▽

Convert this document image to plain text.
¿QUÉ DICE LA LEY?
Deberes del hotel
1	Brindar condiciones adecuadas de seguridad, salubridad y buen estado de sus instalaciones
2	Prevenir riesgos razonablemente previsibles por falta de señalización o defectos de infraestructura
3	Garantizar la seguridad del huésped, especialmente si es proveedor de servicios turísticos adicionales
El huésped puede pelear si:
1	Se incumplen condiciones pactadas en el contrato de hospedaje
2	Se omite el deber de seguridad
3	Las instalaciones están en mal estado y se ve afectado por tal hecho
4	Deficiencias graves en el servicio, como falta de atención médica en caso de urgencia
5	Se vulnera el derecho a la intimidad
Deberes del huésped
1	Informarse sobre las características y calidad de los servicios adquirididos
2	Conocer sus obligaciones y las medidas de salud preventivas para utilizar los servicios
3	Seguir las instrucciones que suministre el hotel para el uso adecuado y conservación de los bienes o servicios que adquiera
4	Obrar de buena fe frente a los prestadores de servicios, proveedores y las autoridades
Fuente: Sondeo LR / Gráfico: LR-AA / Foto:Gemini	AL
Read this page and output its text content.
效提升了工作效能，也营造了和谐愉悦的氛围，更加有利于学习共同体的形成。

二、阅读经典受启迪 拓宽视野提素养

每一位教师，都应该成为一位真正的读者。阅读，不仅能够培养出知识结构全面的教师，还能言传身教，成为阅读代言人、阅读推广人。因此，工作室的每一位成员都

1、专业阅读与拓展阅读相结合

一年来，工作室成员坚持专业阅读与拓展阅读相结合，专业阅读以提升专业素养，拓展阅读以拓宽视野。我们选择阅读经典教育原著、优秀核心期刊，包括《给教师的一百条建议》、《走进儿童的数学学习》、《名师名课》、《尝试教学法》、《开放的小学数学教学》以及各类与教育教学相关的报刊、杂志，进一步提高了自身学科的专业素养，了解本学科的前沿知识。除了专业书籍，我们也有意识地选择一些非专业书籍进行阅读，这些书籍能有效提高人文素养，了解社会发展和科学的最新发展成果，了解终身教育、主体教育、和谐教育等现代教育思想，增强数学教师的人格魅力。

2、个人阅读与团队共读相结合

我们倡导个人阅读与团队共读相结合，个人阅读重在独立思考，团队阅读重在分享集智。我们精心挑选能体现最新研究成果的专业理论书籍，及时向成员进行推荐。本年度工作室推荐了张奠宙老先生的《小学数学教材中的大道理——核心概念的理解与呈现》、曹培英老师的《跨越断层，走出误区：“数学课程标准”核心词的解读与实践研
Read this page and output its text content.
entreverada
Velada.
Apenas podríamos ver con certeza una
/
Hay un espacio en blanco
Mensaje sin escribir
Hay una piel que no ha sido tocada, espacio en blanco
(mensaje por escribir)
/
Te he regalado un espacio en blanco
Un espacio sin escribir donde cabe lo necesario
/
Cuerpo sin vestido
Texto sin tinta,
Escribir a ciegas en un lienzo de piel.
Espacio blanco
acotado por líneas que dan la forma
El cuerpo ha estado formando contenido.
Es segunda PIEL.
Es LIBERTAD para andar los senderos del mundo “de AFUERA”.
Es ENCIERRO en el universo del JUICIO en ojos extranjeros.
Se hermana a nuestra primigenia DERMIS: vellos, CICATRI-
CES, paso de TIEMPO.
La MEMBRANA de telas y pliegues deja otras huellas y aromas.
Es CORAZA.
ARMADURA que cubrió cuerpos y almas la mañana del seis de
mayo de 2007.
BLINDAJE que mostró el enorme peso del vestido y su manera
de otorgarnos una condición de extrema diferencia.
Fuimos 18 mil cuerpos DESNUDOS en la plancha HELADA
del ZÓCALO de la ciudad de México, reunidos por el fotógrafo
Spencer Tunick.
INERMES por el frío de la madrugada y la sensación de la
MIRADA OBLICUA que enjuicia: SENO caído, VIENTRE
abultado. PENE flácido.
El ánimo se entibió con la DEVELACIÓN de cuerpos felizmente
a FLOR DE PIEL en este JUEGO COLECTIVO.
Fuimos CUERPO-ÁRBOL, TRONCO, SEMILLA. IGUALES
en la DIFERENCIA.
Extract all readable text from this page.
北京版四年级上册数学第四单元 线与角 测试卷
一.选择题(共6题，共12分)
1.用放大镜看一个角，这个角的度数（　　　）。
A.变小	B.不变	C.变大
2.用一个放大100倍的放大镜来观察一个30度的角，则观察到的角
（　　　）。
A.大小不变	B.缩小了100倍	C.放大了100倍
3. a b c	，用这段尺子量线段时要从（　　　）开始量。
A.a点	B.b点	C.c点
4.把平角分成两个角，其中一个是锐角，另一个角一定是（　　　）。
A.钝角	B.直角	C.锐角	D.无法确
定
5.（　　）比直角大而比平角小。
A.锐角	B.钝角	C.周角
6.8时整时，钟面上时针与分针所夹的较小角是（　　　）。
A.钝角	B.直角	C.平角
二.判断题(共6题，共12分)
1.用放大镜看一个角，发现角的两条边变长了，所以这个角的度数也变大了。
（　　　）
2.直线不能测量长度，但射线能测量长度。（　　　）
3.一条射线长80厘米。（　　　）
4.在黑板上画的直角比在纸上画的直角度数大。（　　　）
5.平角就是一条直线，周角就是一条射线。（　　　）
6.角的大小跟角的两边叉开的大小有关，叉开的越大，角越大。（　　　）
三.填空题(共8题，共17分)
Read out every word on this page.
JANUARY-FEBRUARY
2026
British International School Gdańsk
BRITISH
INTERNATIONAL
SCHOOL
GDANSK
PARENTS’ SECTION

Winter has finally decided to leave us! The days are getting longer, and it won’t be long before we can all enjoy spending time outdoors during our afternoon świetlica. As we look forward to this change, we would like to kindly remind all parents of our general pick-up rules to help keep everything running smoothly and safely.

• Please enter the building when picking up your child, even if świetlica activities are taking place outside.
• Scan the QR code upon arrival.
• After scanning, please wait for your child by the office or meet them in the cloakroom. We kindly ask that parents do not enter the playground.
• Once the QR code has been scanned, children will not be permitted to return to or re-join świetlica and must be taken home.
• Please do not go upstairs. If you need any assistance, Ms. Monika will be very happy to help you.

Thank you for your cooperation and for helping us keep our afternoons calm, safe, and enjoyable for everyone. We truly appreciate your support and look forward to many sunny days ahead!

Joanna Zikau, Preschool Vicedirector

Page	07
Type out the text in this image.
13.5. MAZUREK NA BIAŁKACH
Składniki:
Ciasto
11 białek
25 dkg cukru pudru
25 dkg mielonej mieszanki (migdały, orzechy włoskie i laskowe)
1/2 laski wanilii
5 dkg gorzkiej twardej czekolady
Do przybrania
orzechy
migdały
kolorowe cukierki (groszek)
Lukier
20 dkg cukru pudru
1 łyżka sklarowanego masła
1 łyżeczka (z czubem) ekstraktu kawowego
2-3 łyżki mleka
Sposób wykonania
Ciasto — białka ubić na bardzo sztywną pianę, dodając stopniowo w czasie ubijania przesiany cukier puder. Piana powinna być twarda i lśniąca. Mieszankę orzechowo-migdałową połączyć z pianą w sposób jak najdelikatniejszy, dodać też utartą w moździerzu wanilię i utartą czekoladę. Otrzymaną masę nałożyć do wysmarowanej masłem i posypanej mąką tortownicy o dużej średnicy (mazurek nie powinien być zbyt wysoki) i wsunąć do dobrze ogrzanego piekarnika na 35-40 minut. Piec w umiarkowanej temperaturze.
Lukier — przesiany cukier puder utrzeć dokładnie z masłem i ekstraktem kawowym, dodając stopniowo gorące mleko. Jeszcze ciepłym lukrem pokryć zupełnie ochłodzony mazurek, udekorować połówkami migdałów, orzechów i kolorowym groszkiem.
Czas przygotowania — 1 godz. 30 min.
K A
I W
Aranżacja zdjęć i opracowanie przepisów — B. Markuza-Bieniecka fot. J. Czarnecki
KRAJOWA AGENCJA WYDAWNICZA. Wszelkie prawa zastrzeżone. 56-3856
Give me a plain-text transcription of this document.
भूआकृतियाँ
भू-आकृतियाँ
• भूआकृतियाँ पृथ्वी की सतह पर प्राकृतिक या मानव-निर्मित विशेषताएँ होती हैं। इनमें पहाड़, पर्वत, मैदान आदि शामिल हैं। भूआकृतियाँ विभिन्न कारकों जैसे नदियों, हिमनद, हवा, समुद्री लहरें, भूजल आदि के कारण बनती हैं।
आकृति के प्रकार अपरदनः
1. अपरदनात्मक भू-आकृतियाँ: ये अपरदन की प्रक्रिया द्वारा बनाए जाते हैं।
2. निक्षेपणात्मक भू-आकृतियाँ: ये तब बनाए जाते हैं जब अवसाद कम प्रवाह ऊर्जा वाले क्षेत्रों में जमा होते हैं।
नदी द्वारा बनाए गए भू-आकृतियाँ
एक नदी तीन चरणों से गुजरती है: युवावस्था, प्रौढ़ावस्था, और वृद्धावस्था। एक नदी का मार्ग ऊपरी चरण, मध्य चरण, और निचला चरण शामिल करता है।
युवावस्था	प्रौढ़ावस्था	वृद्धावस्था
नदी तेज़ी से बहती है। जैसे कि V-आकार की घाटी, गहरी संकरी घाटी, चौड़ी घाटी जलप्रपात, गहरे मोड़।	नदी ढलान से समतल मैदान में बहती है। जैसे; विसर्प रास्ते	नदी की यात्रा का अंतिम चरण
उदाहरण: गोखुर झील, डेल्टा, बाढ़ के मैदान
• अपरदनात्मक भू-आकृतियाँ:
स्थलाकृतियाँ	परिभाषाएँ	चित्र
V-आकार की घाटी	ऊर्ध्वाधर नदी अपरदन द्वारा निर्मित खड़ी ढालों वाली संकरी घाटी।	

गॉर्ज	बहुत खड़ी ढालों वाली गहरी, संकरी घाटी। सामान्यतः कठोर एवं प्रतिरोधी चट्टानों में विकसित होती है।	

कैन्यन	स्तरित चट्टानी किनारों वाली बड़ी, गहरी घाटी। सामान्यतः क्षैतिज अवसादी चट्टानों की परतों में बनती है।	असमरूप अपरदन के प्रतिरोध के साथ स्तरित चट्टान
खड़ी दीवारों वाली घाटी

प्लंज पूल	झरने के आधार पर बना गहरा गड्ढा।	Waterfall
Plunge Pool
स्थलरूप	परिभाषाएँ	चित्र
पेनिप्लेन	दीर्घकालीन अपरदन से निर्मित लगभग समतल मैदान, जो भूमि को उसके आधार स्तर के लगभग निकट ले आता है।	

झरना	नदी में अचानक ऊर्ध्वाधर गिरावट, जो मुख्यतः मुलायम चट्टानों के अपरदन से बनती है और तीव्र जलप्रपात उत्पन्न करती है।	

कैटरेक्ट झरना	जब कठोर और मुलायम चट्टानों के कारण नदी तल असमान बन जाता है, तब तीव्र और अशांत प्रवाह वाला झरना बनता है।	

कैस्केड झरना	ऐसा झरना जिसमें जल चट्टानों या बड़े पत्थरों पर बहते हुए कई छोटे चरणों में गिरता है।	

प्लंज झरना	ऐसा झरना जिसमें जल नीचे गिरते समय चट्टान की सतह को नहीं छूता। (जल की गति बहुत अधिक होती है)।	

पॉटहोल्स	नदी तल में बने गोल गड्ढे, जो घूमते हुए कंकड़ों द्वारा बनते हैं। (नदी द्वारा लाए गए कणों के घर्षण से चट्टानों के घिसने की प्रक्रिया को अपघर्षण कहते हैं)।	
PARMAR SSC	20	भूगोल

△

▶ [Stated problem]:
Return all lines containing the word "cuerpos".

▶ [Reply to the task]:
ARMADURA que cubrió cuerpos y almas la mañana del seis de
Fuimos 18 mil cuerpos DESNUDOS en la plancha HELADA
El ánimo se entibió con la DEVELACIÓN de cuerpos felizmente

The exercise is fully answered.